INSTRUCTIONS FOR THE TASK: Copy out all lines where "raccolta" appears.

================================

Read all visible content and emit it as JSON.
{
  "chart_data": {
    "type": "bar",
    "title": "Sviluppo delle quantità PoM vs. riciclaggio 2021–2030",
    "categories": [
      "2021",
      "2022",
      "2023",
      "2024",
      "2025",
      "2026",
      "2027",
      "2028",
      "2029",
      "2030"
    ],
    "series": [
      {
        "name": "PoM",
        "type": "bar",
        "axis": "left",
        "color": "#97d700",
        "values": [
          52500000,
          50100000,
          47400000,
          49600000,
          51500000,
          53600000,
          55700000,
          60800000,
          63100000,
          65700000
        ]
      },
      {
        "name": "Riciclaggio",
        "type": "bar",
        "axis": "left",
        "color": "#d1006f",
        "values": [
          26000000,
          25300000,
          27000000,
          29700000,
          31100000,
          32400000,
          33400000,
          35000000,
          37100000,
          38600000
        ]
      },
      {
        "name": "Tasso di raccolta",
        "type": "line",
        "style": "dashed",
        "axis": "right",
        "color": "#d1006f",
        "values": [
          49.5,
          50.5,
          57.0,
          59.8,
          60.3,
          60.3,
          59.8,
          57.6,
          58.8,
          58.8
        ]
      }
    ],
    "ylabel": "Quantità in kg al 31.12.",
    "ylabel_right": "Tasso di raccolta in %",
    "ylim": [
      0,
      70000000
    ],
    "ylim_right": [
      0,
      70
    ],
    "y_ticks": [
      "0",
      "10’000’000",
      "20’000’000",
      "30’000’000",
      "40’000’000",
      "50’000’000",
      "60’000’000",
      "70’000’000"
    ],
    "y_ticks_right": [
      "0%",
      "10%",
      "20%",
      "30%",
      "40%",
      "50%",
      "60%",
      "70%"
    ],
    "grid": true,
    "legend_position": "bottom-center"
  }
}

================================

RESULT BELOW:
        "name": "Tasso di raccolta",
    "ylabel_right": "Tasso di raccolta in %",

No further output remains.